Figure content listings:
+ + + +
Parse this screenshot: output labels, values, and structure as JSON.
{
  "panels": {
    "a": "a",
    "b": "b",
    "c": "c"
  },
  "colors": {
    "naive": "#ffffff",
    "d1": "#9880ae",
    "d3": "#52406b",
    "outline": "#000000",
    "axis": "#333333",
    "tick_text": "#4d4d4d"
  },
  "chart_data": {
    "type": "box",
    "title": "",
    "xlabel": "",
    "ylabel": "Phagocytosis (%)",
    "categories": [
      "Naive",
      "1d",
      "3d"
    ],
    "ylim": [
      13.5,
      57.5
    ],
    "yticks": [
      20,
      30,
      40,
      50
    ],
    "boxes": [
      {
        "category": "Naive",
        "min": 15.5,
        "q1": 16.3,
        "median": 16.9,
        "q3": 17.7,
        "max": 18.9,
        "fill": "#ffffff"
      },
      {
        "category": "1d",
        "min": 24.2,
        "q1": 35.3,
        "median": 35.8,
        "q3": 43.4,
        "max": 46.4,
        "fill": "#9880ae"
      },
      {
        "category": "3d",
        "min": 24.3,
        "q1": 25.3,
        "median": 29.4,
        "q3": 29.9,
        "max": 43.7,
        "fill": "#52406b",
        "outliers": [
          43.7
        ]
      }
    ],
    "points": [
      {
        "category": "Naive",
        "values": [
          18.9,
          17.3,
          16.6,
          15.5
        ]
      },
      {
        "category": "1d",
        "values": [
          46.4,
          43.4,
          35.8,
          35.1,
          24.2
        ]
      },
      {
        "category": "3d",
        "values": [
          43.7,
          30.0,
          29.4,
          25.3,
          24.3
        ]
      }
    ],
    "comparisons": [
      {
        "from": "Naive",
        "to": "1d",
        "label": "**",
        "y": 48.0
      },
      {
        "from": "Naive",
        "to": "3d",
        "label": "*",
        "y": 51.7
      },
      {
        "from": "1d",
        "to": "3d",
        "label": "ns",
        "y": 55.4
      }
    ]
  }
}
+ + + +
SHORT PROBLEM: Write out every entry above, word for word.

EXERCISE ANSWER:
Parse this screenshot: output labels, values, and structure as JSON.
{
  "panels": {
    "a": "a",
    "b": "b",
    "c": "c"
  },
  "colors": {
    "naive": "#ffffff",
    "d1": "#9880ae",
    "d3": "#52406b",
    "outline": "#000000",
    "axis": "#333333",
    "tick_text": "#4d4d4d"
  },
  "chart_data": {
    "type": "box",
    "title": "",
    "xlabel": "",
    "ylabel": "Phagocytosis (%)",
    "categories": [
      "Naive",
      "1d",
      "3d"
    ],
    "ylim": [
      13.5,
      57.5
    ],
    "yticks": [
      20,
      30,
      40,
      50
    ],
    "boxes": [
      {
        "category": "Naive",
        "min": 15.5,
        "q1": 16.3,
        "median": 16.9,
        "q3": 17.7,
        "max": 18.9,
        "fill": "#ffffff"
      },
      {
        "category": "1d",
        "min": 24.2,
        "q1": 35.3,
        "median": 35.8,
        "q3": 43.4,
        "max": 46.4,
        "fill": "#9880ae"
      },
      {
        "category": "3d",
        "min": 24.3,
        "q1": 25.3,
        "median": 29.4,
        "q3": 29.9,
        "max": 43.7,
        "fill": "#52406b",
        "outliers": [
          43.7
        ]
      }
    ],
    "points": [
      {
        "category": "Naive",
        "values": [
          18.9,
          17.3,
          16.6,
          15.5
        ]
      },
      {
        "category": "1d",
        "values": [
          46.4,
          43.4,
          35.8,
          35.1,
          24.2
        ]
      },
      {
        "category": "3d",
        "values": [
          43.7,
          30.0,
          29.4,
          25.3,
          24.3
        ]
      }
    ],
    "comparisons": [
      {
        "from": "Naive",
        "to": "1d",
        "label": "**",
        "y": 48.0
      },
      {
        "from": "Naive",
        "to": "3d",
        "label": "*",
        "y": 51.7
      },
      {
        "from": "1d",
        "to": "3d",
        "label": "ns",
        "y": 55.4
      }
    ]
  }
}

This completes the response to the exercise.